(Dataset listings of figures)
____________
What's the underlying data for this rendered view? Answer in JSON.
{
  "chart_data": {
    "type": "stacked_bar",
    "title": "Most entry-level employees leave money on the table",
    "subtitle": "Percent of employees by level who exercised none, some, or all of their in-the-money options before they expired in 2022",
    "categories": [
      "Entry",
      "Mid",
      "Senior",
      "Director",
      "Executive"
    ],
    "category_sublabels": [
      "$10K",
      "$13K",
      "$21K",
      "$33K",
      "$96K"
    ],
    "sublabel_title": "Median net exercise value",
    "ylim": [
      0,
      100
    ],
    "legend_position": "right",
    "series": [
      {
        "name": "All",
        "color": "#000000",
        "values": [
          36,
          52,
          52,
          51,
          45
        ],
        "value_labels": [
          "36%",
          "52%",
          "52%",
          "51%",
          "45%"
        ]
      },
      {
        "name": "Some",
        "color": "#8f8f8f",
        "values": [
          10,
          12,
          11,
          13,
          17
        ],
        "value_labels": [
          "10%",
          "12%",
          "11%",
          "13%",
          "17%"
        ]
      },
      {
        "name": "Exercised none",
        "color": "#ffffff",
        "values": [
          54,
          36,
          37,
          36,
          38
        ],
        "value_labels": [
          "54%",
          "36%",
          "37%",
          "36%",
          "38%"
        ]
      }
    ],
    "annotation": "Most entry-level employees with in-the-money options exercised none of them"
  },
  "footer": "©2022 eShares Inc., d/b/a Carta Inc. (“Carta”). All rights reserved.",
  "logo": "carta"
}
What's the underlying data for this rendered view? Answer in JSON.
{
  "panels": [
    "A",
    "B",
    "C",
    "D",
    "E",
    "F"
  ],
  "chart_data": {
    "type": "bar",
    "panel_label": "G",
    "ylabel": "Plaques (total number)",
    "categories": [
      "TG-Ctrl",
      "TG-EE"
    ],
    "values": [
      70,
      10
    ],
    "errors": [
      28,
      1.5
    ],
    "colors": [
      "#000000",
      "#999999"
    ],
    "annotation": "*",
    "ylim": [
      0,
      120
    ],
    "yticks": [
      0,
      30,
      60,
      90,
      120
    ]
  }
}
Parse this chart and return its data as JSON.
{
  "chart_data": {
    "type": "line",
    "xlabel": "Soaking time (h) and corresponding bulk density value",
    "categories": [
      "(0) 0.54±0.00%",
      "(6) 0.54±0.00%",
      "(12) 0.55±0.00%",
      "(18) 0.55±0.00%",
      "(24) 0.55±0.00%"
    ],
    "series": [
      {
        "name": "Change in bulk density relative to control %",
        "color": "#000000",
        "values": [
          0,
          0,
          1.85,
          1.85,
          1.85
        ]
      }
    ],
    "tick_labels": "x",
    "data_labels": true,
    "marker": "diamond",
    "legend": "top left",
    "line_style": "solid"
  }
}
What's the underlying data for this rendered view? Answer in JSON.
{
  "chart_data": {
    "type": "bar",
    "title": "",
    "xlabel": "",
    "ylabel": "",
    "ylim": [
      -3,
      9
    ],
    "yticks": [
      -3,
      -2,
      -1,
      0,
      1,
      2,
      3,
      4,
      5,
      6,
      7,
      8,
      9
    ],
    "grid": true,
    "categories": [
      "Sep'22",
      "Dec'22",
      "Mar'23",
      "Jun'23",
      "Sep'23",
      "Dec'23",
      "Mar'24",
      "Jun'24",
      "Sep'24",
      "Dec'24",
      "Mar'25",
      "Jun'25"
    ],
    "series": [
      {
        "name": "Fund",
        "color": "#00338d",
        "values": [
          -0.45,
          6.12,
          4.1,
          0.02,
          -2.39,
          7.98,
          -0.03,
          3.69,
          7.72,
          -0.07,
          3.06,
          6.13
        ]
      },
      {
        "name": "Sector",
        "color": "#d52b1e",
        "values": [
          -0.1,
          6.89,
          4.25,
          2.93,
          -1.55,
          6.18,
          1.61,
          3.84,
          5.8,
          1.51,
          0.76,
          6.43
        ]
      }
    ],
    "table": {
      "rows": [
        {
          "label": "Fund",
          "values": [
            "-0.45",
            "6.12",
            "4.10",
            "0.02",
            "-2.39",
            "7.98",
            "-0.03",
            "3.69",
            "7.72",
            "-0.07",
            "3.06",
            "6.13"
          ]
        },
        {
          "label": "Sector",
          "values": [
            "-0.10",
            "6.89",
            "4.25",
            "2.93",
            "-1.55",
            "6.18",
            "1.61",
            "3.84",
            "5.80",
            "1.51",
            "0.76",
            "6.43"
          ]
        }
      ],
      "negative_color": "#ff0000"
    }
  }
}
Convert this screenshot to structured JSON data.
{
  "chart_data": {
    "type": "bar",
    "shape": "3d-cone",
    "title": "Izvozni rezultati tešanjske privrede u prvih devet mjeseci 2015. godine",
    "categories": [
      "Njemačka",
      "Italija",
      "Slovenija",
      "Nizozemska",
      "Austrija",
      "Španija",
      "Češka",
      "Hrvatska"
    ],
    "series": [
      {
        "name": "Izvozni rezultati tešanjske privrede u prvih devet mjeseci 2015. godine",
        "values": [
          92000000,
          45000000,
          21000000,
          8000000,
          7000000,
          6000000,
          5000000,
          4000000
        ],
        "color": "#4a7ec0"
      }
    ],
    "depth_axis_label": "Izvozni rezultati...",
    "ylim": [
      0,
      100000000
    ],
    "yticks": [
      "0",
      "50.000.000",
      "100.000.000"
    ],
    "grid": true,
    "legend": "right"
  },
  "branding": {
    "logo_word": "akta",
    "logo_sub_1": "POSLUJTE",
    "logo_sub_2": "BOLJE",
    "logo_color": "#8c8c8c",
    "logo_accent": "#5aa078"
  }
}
____________
*The exercise:* Retype the listing above in full, with no alterations.

*The completed task:*
What's the underlying data for this rendered view? Answer in JSON.
{
  "chart_data": {
    "type": "stacked_bar",
    "title": "Most entry-level employees leave money on the table",
    "subtitle": "Percent of employees by level who exercised none, some, or all of their in-the-money options before they expired in 2022",
    "categories": [
      "Entry",
      "Mid",
      "Senior",
      "Director",
      "Executive"
    ],
    "category_sublabels": [
      "$10K",
      "$13K",
      "$21K",
      "$33K",
      "$96K"
    ],
    "sublabel_title": "Median net exercise value",
    "ylim": [
      0,
      100
    ],
    "legend_position": "right",
    "series": [
      {
        "name": "All",
        "color": "#000000",
        "values": [
          36,
          52,
          52,
          51,
          45
        ],
        "value_labels": [
          "36%",
          "52%",
          "52%",
          "51%",
          "45%"
        ]
      },
      {
        "name": "Some",
        "color": "#8f8f8f",
        "values": [
          10,
          12,
          11,
          13,
          17
        ],
        "value_labels": [
          "10%",
          "12%",
          "11%",
          "13%",
          "17%"
        ]
      },
      {
        "name": "Exercised none",
        "color": "#ffffff",
        "values": [
          54,
          36,
          37,
          36,
          38
        ],
        "value_labels": [
          "54%",
          "36%",
          "37%",
          "36%",
          "38%"
        ]
      }
    ],
    "annotation": "Most entry-level employees with in-the-money options exercised none of them"
  },
  "footer": "©2022 eShares Inc., d/b/a Carta Inc. (“Carta”). All rights reserved.",
  "logo": "carta"
}
What's the underlying data for this rendered view? Answer in JSON.
{
  "panels": [
    "A",
    "B",
    "C",
    "D",
    "E",
    "F"
  ],
  "chart_data": {
    "type": "bar",
    "panel_label": "G",
    "ylabel": "Plaques (total number)",
    "categories": [
      "TG-Ctrl",
      "TG-EE"
    ],
    "values": [
      70,
      10
    ],
    "errors": [
      28,
      1.5
    ],
    "colors": [
      "#000000",
      "#999999"
    ],
    "annotation": "*",
    "ylim": [
      0,
      120
    ],
    "yticks": [
      0,
      30,
      60,
      90,
      120
    ]
  }
}
Parse this chart and return its data as JSON.
{
  "chart_data": {
    "type": "line",
    "xlabel": "Soaking time (h) and corresponding bulk density value",
    "categories": [
      "(0) 0.54±0.00%",
      "(6) 0.54±0.00%",
      "(12) 0.55±0.00%",
      "(18) 0.55±0.00%",
      "(24) 0.55±0.00%"
    ],
    "series": [
      {
        "name": "Change in bulk density relative to control %",
        "color": "#000000",
        "values": [
          0,
          0,
          1.85,
          1.85,
          1.85
        ]
      }
    ],
    "tick_labels": "x",
    "data_labels": true,
    "marker": "diamond",
    "legend": "top left",
    "line_style": "solid"
  }
}
What's the underlying data for this rendered view? Answer in JSON.
{
  "chart_data": {
    "type": "bar",
    "title": "",
    "xlabel": "",
    "ylabel": "",
    "ylim": [
      -3,
      9
    ],
    "yticks": [
      -3,
      -2,
      -1,
      0,
      1,
      2,
      3,
      4,
      5,
      6,
      7,
      8,
      9
    ],
    "grid": true,
    "categories": [
      "Sep'22",
      "Dec'22",
      "Mar'23",
      "Jun'23",
      "Sep'23",
      "Dec'23",
      "Mar'24",
      "Jun'24",
      "Sep'24",
      "Dec'24",
      "Mar'25",
      "Jun'25"
    ],
    "series": [
      {
        "name": "Fund",
        "color": "#00338d",
        "values": [
          -0.45,
          6.12,
          4.1,
          0.02,
          -2.39,
          7.98,
          -0.03,
          3.69,
          7.72,
          -0.07,
          3.06,
          6.13
        ]
      },
      {
        "name": "Sector",
        "color": "#d52b1e",
        "values": [
          -0.1,
          6.89,
          4.25,
          2.93,
          -1.55,
          6.18,
          1.61,
          3.84,
          5.8,
          1.51,
          0.76,
          6.43
        ]
      }
    ],
    "table": {
      "rows": [
        {
          "label": "Fund",
          "values": [
            "-0.45",
            "6.12",
            "4.10",
            "0.02",
            "-2.39",
            "7.98",
            "-0.03",
            "3.69",
            "7.72",
            "-0.07",
            "3.06",
            "6.13"
          ]
        },
        {
          "label": "Sector",
          "values": [
            "-0.10",
            "6.89",
            "4.25",
            "2.93",
            "-1.55",
            "6.18",
            "1.61",
            "3.84",
            "5.80",
            "1.51",
            "0.76",
            "6.43"
          ]
        }
      ],
      "negative_color": "#ff0000"
    }
  }
}
Convert this screenshot to structured JSON data.
{
  "chart_data": {
    "type": "bar",
    "shape": "3d-cone",
    "title": "Izvozni rezultati tešanjske privrede u prvih devet mjeseci 2015. godine",
    "categories": [
      "Njemačka",
      "Italija",
      "Slovenija",
      "Nizozemska",
      "Austrija",
      "Španija",
      "Češka",
      "Hrvatska"
    ],
    "series": [
      {
        "name": "Izvozni rezultati tešanjske privrede u prvih devet mjeseci 2015. godine",
        "values": [
          92000000,
          45000000,
          21000000,
          8000000,
          7000000,
          6000000,
          5000000,
          4000000
        ],
        "color": "#4a7ec0"
      }
    ],
    "depth_axis_label": "Izvozni rezultati...",
    "ylim": [
      0,
      100000000
    ],
    "yticks": [
      "0",
      "50.000.000",
      "100.000.000"
    ],
    "grid": true,
    "legend": "right"
  },
  "branding": {
    "logo_word": "akta",
    "logo_sub_1": "POSLUJTE",
    "logo_sub_2": "BOLJE",
    "logo_color": "#8c8c8c",
    "logo_accent": "#5aa078"
  }
}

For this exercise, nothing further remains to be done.